**What is required**: Scan the entries below and extract each line with the word "ΑΝΩΝΥΜΗ" in it.

**Records for this task**:
## BEGIN
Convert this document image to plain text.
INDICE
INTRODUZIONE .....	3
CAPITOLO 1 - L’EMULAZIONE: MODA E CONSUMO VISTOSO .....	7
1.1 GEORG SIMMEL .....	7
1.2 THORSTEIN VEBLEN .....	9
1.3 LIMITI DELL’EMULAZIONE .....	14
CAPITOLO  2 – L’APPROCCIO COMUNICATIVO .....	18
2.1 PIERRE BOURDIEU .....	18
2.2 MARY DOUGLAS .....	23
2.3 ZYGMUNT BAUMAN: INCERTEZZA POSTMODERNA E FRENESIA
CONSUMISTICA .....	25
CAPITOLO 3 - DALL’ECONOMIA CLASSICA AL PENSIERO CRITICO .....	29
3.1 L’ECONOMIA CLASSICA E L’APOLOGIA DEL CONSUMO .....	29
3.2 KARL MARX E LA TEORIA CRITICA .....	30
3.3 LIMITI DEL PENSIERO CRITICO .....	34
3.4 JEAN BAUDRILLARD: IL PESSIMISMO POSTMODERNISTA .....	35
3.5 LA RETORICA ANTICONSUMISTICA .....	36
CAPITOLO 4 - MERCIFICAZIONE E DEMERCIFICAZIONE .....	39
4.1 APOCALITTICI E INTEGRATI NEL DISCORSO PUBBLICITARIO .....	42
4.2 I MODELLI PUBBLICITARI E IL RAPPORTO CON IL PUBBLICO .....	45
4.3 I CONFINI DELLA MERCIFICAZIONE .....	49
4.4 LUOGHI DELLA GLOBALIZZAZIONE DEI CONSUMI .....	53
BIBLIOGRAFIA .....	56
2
## END
## BEGIN
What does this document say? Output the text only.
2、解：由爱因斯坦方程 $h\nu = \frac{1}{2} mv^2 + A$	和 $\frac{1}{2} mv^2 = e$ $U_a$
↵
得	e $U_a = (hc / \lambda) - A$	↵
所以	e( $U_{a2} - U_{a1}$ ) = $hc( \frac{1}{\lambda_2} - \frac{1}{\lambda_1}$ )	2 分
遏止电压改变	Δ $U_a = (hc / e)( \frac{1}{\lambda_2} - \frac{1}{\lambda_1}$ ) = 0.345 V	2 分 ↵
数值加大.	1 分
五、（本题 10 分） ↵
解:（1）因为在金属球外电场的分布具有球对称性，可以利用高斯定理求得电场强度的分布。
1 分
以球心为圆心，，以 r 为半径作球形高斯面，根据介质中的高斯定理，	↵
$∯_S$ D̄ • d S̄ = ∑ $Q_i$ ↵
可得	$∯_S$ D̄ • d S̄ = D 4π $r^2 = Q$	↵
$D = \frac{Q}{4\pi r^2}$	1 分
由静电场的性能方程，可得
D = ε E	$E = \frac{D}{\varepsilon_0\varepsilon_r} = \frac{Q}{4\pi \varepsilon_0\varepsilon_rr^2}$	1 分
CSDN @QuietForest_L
## END
## BEGIN
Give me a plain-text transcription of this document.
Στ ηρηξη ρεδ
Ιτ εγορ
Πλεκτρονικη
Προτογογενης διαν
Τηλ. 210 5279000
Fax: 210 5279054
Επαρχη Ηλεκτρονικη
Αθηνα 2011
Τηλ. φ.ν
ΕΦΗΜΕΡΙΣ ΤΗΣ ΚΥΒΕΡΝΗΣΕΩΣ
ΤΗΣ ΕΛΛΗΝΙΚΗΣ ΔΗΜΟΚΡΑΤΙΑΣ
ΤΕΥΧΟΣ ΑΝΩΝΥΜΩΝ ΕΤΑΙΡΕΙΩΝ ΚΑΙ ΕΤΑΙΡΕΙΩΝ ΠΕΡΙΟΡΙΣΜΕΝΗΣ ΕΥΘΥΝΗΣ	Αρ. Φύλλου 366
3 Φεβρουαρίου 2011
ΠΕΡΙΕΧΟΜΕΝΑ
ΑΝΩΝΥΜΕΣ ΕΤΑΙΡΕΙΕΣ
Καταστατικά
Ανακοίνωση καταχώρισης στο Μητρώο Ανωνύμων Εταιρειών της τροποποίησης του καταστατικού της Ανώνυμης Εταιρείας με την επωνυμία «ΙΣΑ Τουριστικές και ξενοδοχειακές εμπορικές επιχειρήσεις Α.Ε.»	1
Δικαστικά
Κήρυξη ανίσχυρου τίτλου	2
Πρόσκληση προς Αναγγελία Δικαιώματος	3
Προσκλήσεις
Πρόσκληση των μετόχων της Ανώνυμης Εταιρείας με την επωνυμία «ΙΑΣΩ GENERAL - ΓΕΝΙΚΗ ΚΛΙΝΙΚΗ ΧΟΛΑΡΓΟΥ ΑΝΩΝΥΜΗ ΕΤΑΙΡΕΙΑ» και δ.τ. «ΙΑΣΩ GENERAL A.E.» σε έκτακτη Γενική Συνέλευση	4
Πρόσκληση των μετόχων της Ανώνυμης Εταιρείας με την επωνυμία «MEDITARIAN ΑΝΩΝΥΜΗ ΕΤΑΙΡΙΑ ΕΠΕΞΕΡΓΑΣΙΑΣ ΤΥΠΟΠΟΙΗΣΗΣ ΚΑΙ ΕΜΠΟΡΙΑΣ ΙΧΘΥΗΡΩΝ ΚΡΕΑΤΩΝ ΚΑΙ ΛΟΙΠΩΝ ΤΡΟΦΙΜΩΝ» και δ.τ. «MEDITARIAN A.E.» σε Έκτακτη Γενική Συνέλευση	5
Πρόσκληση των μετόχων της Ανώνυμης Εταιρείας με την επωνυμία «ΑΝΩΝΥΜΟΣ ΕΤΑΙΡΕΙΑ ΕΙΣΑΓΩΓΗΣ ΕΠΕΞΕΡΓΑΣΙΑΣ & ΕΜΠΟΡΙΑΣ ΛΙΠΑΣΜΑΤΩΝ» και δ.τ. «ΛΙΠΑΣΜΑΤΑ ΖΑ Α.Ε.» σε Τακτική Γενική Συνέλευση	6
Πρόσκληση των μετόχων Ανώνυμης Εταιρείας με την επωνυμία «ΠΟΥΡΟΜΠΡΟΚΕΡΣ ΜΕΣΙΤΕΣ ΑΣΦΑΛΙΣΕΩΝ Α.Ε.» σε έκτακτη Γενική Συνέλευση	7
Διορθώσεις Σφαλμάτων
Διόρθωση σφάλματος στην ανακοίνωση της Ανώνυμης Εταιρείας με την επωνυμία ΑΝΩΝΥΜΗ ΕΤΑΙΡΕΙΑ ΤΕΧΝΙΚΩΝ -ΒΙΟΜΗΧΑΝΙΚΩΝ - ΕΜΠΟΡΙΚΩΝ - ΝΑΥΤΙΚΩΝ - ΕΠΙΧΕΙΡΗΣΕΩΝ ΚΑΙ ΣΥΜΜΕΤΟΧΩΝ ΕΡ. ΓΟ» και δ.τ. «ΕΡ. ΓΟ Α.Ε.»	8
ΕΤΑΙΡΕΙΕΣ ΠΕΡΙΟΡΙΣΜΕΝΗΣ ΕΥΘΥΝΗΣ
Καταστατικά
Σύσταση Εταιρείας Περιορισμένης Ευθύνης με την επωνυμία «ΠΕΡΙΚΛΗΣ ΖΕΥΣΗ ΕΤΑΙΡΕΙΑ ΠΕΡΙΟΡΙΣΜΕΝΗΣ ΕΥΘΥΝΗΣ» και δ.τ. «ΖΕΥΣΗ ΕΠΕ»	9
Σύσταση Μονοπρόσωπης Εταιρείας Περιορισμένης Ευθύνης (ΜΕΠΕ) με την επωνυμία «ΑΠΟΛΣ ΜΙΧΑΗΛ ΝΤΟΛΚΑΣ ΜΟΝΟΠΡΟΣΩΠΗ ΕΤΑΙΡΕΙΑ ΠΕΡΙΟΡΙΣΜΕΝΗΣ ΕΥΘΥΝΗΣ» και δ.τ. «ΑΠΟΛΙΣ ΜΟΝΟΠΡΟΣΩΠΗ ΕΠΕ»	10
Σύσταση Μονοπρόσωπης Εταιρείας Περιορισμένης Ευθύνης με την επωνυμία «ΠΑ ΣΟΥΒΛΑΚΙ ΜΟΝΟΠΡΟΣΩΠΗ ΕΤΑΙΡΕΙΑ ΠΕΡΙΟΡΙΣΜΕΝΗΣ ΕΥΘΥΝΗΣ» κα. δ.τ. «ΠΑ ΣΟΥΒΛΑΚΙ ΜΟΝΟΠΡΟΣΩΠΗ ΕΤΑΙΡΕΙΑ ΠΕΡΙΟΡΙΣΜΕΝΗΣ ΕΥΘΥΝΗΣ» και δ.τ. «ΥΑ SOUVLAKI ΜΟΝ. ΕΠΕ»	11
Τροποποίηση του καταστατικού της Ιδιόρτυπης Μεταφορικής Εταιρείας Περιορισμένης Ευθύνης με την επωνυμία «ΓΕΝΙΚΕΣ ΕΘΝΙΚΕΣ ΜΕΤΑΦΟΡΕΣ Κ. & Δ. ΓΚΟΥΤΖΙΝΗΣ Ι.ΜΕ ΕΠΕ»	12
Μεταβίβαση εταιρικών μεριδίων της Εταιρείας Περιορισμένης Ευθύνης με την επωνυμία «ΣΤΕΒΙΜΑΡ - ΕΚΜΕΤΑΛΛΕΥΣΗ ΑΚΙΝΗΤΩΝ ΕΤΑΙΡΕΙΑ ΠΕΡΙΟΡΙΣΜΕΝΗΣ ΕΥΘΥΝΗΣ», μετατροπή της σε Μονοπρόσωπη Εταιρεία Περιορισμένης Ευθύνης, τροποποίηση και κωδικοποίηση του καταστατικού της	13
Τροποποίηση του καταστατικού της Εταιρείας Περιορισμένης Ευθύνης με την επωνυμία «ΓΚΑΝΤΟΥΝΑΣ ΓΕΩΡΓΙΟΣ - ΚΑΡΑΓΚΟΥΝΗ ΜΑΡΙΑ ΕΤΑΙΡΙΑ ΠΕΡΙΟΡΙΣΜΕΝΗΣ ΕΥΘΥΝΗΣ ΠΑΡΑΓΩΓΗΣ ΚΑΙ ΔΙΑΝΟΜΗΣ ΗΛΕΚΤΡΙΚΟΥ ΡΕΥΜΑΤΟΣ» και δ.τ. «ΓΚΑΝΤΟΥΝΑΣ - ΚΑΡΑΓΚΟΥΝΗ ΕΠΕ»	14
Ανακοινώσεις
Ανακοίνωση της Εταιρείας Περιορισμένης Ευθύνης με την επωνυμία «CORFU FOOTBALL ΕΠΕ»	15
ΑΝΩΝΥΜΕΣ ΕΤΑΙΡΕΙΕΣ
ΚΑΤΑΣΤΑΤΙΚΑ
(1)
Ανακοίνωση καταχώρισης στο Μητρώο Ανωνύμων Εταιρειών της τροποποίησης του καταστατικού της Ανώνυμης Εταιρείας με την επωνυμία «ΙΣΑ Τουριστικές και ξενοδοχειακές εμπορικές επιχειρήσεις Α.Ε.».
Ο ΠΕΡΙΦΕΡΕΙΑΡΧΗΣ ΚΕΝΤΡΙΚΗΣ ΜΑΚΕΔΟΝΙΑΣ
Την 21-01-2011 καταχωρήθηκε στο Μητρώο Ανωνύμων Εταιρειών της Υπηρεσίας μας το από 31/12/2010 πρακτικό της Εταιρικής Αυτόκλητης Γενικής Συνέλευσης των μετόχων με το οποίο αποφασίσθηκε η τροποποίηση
## END
**Solution for this task**:
Πρόσκληση των μετόχων της Ανώνυμης Εταιρείας με την επωνυμία «ΙΑΣΩ GENERAL - ΓΕΝΙΚΗ ΚΛΙΝΙΚΗ ΧΟΛΑΡΓΟΥ ΑΝΩΝΥΜΗ ΕΤΑΙΡΕΙΑ» και δ.τ. «ΙΑΣΩ GENERAL A.E.» σε έκτακτη Γενική Συνέλευση	4
Πρόσκληση των μετόχων της Ανώνυμης Εταιρείας με την επωνυμία «MEDITARIAN ΑΝΩΝΥΜΗ ΕΤΑΙΡΙΑ ΕΠΕΞΕΡΓΑΣΙΑΣ ΤΥΠΟΠΟΙΗΣΗΣ ΚΑΙ ΕΜΠΟΡΙΑΣ ΙΧΘΥΗΡΩΝ ΚΡΕΑΤΩΝ ΚΑΙ ΛΟΙΠΩΝ ΤΡΟΦΙΜΩΝ» και δ.τ. «MEDITARIAN A.E.» σε Έκτακτη Γενική Συνέλευση	5
Διόρθωση σφάλματος στην ανακοίνωση της Ανώνυμης Εταιρείας με την επωνυμία ΑΝΩΝΥΜΗ ΕΤΑΙΡΕΙΑ ΤΕΧΝΙΚΩΝ -ΒΙΟΜΗΧΑΝΙΚΩΝ - ΕΜΠΟΡΙΚΩΝ - ΝΑΥΤΙΚΩΝ - ΕΠΙΧΕΙΡΗΣΕΩΝ ΚΑΙ ΣΥΜΜΕΤΟΧΩΝ ΕΡ. ΓΟ» και δ.τ. «ΕΡ. ΓΟ Α.Ε.»	8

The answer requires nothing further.